SET TASK 1
Reproduce the interview excerpt about Sandra Day O'Connor word for word, in full.

DOCUMENT SECTION
By Justice Sandra Day O'Connor
"Life’s Work: An Interview with Sandra Day O’Connor"
December 1, 2013
Article Text
(Excerpt)
Sandra Day O’Connor graduated from Stanford Law School in 1952 but had trouble finding work as a lawyer because, at the time, firms would hire only men. She went on to become the first female majority leader of a U.S. state senate and the first woman on the U.S. Supreme Court. Known as a centrist, a consensus builder, and a “mother hen” to her staff, she now leads iCivics, a platform for teaching kids about government.
You grew up on a ranch that straddled Arizona and New Mexico—a long way from Washington, DC, and the Supreme Court. How did that upbringing influence you?

SET TASK 2
From the listing, write out the part that opens with its first line and closes with the line containing "description-text: Budae Jjigae", putting "bullet-marker" in place of "bullet-icon" and keeping everything else the same.

DATASET ROWS
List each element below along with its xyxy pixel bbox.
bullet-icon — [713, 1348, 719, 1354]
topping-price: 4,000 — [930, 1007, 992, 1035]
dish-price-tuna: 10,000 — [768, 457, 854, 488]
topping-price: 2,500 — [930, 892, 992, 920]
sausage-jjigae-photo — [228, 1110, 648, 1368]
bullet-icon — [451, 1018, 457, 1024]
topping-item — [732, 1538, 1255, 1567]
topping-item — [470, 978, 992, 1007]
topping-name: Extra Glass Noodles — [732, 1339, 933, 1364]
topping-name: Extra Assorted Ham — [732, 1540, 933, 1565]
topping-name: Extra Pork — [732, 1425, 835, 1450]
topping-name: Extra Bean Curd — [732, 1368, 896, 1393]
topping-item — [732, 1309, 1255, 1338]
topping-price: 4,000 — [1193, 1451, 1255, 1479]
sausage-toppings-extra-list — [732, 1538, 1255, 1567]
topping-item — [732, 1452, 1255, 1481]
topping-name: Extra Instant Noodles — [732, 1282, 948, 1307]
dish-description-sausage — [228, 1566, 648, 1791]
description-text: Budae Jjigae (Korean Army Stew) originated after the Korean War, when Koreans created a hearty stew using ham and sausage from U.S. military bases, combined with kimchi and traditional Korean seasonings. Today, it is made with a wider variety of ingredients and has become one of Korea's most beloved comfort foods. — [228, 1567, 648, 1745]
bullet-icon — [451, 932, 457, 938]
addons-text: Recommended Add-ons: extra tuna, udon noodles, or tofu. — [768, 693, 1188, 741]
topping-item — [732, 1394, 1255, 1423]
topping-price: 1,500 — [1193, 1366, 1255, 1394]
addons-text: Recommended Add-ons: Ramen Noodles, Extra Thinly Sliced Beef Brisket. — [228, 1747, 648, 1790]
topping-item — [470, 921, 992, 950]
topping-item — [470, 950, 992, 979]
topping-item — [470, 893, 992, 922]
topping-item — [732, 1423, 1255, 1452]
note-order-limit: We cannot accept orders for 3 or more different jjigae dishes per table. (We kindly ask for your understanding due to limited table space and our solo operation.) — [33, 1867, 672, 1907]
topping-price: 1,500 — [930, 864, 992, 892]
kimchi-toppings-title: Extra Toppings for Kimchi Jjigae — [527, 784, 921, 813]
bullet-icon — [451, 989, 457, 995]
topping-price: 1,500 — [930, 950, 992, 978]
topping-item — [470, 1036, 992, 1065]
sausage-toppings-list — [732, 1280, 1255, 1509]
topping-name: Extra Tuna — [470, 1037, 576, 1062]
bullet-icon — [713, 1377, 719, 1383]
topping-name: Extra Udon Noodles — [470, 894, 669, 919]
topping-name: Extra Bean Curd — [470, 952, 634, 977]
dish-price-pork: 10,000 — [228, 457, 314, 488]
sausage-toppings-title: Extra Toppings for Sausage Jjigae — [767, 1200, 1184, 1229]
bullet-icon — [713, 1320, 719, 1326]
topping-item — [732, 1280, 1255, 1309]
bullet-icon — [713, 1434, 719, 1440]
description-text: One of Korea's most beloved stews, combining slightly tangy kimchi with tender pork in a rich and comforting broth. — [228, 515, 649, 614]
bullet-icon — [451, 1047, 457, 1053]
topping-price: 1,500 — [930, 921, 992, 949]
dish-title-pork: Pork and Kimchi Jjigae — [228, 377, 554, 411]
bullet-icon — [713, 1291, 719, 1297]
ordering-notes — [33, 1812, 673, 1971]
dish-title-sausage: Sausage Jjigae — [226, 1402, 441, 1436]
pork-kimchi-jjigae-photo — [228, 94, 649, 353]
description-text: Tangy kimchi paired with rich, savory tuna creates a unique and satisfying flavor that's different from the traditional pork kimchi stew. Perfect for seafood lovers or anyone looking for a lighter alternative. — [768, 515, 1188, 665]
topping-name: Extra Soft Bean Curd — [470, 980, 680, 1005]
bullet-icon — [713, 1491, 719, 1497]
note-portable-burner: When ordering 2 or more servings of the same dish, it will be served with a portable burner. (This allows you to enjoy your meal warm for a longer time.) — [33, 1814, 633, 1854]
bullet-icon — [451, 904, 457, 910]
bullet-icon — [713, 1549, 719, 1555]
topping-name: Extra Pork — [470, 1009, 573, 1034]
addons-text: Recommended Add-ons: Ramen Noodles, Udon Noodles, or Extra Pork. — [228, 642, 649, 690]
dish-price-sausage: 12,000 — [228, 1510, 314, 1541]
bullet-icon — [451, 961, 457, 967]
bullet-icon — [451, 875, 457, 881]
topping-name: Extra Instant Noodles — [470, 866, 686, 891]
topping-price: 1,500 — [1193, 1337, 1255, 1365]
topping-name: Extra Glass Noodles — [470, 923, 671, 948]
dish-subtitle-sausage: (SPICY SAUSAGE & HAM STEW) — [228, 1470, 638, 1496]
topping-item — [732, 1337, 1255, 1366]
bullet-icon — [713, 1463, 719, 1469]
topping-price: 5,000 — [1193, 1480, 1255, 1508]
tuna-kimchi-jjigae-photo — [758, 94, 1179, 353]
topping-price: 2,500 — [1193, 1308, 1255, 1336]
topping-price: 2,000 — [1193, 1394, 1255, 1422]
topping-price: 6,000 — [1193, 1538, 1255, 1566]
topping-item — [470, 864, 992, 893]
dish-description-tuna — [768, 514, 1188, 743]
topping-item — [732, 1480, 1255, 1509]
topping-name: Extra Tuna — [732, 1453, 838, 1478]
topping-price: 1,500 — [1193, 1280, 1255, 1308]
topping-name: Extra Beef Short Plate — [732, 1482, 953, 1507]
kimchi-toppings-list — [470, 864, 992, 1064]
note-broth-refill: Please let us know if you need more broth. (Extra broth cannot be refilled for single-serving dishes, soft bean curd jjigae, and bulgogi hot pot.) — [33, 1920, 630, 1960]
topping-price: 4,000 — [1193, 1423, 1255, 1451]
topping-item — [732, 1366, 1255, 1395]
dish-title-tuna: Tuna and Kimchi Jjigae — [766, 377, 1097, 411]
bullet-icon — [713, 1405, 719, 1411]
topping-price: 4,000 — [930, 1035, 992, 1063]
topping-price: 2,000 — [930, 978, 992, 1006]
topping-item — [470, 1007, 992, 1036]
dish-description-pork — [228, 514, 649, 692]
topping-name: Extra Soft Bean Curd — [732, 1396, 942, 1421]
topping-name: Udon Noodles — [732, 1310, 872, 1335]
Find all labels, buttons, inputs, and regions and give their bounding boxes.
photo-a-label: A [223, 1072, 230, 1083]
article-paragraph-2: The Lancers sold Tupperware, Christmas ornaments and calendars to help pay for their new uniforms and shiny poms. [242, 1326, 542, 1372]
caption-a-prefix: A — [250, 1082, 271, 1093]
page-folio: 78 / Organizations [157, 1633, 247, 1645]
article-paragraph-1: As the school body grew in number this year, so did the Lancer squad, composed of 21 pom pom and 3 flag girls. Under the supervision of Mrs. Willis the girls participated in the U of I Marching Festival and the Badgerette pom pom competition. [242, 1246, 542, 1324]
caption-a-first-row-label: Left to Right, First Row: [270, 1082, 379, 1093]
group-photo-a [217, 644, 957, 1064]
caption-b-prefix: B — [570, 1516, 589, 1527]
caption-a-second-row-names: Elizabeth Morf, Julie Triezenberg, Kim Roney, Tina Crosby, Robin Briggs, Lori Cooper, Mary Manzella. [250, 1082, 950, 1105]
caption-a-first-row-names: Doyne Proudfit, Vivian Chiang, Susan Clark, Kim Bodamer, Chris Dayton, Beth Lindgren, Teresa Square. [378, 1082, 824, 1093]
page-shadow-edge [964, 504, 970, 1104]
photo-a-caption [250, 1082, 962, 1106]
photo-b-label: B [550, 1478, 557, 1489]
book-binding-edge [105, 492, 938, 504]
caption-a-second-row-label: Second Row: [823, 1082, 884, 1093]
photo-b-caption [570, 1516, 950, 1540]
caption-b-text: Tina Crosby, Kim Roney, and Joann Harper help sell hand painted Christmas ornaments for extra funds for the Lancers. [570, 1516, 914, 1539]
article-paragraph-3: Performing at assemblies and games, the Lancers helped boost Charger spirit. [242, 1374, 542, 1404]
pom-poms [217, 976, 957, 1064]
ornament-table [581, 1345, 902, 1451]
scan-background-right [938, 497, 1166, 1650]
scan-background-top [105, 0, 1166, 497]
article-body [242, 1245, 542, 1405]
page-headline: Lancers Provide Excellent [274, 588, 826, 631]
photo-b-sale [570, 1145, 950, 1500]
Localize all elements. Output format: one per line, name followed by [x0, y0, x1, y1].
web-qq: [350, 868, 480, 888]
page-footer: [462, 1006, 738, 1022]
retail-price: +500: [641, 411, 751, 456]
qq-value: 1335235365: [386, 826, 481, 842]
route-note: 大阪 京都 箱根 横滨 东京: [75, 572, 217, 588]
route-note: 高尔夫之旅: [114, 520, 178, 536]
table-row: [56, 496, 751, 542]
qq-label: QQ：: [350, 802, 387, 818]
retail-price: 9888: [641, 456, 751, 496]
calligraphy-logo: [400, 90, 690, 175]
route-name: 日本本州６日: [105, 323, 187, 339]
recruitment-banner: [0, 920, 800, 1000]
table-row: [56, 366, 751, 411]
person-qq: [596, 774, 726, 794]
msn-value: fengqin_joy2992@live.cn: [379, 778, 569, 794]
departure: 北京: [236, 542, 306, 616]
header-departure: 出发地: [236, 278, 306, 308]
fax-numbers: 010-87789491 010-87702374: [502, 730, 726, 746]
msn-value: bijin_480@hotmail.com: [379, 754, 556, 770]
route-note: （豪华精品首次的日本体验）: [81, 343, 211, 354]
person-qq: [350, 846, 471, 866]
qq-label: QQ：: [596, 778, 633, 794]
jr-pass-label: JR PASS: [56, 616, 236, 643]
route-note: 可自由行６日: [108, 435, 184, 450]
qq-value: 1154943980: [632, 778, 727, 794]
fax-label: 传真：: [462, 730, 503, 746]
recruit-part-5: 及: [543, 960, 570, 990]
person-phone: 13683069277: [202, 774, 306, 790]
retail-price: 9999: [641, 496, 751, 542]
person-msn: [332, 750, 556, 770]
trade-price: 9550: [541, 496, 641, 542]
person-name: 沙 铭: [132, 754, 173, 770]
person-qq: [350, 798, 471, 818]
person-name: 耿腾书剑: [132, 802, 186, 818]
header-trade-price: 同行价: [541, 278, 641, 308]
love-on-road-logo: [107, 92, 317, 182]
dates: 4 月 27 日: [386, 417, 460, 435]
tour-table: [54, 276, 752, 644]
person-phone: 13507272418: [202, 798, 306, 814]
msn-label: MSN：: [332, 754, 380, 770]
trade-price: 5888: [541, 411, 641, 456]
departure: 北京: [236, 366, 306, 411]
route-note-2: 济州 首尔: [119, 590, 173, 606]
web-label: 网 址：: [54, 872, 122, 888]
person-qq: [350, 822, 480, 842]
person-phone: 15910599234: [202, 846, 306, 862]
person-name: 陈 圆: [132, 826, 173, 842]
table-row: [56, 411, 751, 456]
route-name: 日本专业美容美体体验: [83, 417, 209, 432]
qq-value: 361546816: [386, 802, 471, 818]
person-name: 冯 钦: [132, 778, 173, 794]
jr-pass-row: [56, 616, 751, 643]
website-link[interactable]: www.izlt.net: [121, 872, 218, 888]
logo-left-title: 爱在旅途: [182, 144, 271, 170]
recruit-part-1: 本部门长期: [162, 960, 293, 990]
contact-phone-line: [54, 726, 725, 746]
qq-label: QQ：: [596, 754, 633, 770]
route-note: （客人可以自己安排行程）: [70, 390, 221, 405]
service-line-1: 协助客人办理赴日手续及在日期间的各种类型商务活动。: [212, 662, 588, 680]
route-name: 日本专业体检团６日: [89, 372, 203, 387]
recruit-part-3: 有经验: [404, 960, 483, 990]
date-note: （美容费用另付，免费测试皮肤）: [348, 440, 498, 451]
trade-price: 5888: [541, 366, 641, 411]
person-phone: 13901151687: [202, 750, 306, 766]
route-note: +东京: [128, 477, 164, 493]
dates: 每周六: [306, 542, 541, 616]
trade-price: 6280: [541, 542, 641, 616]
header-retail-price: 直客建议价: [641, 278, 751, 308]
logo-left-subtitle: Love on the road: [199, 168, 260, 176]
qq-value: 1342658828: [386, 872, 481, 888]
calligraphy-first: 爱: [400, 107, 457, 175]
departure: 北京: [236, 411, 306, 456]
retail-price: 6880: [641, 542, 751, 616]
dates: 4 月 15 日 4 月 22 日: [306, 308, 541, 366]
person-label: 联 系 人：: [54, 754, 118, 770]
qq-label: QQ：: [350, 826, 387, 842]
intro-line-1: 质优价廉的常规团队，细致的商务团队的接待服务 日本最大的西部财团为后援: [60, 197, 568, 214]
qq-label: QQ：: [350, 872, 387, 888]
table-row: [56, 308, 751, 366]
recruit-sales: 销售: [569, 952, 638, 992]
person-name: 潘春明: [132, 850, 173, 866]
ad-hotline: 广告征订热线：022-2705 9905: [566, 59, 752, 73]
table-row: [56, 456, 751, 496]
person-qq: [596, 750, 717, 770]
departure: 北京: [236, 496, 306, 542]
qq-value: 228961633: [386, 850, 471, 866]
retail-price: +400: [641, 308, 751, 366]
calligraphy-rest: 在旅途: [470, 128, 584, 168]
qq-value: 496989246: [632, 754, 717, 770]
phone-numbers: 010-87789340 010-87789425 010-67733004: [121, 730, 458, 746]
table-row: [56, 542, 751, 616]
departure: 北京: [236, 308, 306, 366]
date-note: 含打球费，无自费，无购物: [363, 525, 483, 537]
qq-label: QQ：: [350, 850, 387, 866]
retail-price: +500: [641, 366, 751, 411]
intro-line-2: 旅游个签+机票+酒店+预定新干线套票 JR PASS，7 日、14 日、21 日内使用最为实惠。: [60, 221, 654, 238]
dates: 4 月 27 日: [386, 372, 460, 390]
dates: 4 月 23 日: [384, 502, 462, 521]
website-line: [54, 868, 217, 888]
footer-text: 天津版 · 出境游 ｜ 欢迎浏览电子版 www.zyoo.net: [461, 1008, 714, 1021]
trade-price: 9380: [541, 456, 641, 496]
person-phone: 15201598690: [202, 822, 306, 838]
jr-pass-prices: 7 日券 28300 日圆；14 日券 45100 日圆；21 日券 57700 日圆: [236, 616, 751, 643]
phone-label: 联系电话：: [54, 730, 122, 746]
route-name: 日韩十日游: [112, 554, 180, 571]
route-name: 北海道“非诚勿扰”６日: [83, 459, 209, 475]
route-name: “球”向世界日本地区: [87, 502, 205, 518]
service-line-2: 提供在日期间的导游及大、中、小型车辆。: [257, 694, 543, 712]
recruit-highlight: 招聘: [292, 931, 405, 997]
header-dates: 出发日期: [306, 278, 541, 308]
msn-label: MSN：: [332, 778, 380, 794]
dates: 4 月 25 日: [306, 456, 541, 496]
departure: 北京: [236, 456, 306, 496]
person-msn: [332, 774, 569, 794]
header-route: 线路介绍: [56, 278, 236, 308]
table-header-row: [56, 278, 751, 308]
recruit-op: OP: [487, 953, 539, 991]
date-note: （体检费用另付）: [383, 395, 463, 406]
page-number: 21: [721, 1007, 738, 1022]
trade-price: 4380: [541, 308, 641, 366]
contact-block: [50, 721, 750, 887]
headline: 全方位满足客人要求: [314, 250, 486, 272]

PROBLEM SOLUTION 1
By Justice Sandra Day O'Connor
"Life’s Work: An Interview with Sandra Day O’Connor"
December 1, 2013
Article Text
(Excerpt)
Sandra Day O’Connor graduated from Stanford Law School in 1952 but had trouble finding work as a lawyer because, at the time, firms would hire only men. She went on to become the first female majority leader of a U.S. state senate and the first woman on the U.S. Supreme Court. Known as a centrist, a consensus builder, and a “mother hen” to her staff, she now leads iCivics, a platform for teaching kids about government.
You grew up on a ranch that straddled Arizona and New Mexico—a long way from Washington, DC, and the Supreme Court. How did that upbringing influence you?

PROBLEM SOLUTION 2
List each element below along with its xyxy pixel bbox.
bullet-marker — [713, 1348, 719, 1354]
topping-price: 4,000 — [930, 1007, 992, 1035]
dish-price-tuna: 10,000 — [768, 457, 854, 488]
topping-price: 2,500 — [930, 892, 992, 920]
sausage-jjigae-photo — [228, 1110, 648, 1368]
bullet-marker — [451, 1018, 457, 1024]
topping-item — [732, 1538, 1255, 1567]
topping-item — [470, 978, 992, 1007]
topping-name: Extra Glass Noodles — [732, 1339, 933, 1364]
topping-name: Extra Assorted Ham — [732, 1540, 933, 1565]
topping-name: Extra Pork — [732, 1425, 835, 1450]
topping-name: Extra Bean Curd — [732, 1368, 896, 1393]
topping-item — [732, 1309, 1255, 1338]
topping-price: 4,000 — [1193, 1451, 1255, 1479]
sausage-toppings-extra-list — [732, 1538, 1255, 1567]
topping-item — [732, 1452, 1255, 1481]
topping-name: Extra Instant Noodles — [732, 1282, 948, 1307]
dish-description-sausage — [228, 1566, 648, 1791]
description-text: Budae Jjigae (Korean Army Stew) originated after the Korean War, when Koreans created a hearty stew using ham and sausage from U.S. military bases, combined with kimchi and traditional Korean seasonings. Today, it is made with a wider variety of ingredients and has become one of Korea's most beloved comfort foods. — [228, 1567, 648, 1745]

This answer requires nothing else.